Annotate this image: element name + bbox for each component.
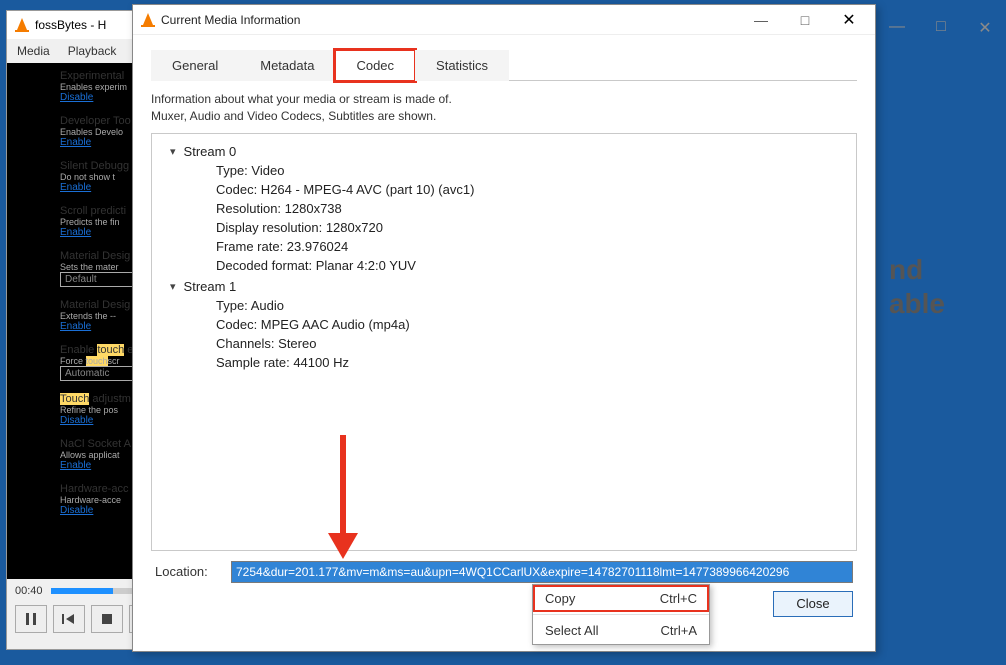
chevron-down-icon: ▾ xyxy=(170,280,176,293)
stream-0-header[interactable]: ▾ Stream 0 xyxy=(170,144,846,159)
time-elapsed: 00:40 xyxy=(15,585,43,597)
tab-statistics[interactable]: Statistics xyxy=(415,50,509,81)
dialog-maximize-button[interactable]: □ xyxy=(783,5,827,35)
ctx-select-all[interactable]: Select AllCtrl+A xyxy=(533,617,709,644)
stream-prop: Codec: H264 - MPEG-4 AVC (part 10) (avc1… xyxy=(216,180,846,199)
chevron-down-icon: ▾ xyxy=(170,145,176,158)
outer-close-button[interactable]: ✕ xyxy=(972,18,998,38)
dialog-close-button[interactable]: ✕ xyxy=(827,5,871,35)
tab-metadata[interactable]: Metadata xyxy=(239,50,335,81)
ctx-copy[interactable]: CopyCtrl+C xyxy=(533,585,709,612)
stream-prop: Codec: MPEG AAC Audio (mp4a) xyxy=(216,315,846,334)
pause-button[interactable] xyxy=(15,605,47,633)
dialog-title: Current Media Information xyxy=(161,13,300,27)
dialog-title-bar[interactable]: Current Media Information — □ ✕ xyxy=(133,5,875,35)
menu-playback[interactable]: Playback xyxy=(68,44,117,58)
tab-codec[interactable]: Codec xyxy=(335,50,415,81)
stream-prop: Sample rate: 44100 Hz xyxy=(216,353,846,372)
codec-info-text: Information about what your media or str… xyxy=(151,81,857,133)
stream-prop: Display resolution: 1280x720 xyxy=(216,218,846,237)
stream-prop: Channels: Stereo xyxy=(216,334,846,353)
previous-button[interactable] xyxy=(53,605,85,633)
outer-minimize-button[interactable]: — xyxy=(884,18,910,38)
stream-prop: Type: Audio xyxy=(216,296,846,315)
pause-icon xyxy=(26,613,36,625)
stream-prop: Type: Video xyxy=(216,161,846,180)
annotation-arrow xyxy=(328,435,358,575)
outer-window-controls: — □ ✕ xyxy=(884,18,998,38)
stream-prop: Frame rate: 23.976024 xyxy=(216,237,846,256)
dialog-minimize-button[interactable]: — xyxy=(739,5,783,35)
vlc-cone-icon xyxy=(141,13,155,27)
menu-media[interactable]: Media xyxy=(17,44,50,58)
tab-general[interactable]: General xyxy=(151,50,239,81)
stop-button[interactable] xyxy=(91,605,123,633)
close-button[interactable]: Close xyxy=(773,591,853,617)
stream-prop: Resolution: 1280x738 xyxy=(216,199,846,218)
codec-tree[interactable]: ▾ Stream 0 Type: Video Codec: H264 - MPE… xyxy=(151,133,857,551)
vlc-window-title: fossBytes - H xyxy=(35,18,106,32)
dialog-tabs: General Metadata Codec Statistics xyxy=(151,49,857,81)
ctx-separator xyxy=(533,614,709,615)
location-label: Location: xyxy=(155,564,221,579)
vlc-cone-icon xyxy=(15,18,29,32)
video-text-overlay: nd able xyxy=(889,253,945,320)
media-info-dialog: Current Media Information — □ ✕ General … xyxy=(132,4,876,652)
stream-1-header[interactable]: ▾ Stream 1 xyxy=(170,279,846,294)
stop-icon xyxy=(102,614,112,624)
outer-maximize-button[interactable]: □ xyxy=(928,18,954,38)
context-menu: CopyCtrl+C Select AllCtrl+A xyxy=(532,584,710,645)
location-input[interactable] xyxy=(231,561,853,583)
stream-prop: Decoded format: Planar 4:2:0 YUV xyxy=(216,256,846,275)
prev-icon xyxy=(62,614,76,624)
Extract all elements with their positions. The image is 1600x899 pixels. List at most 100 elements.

+-------+

List every line in the material above that contains the string "Audio".

stream-prop: Codec: MPEG AAC Audio (mp4a) xyxy=(216,315,846,334)
stream-prop: Type: Audio xyxy=(216,296,846,315)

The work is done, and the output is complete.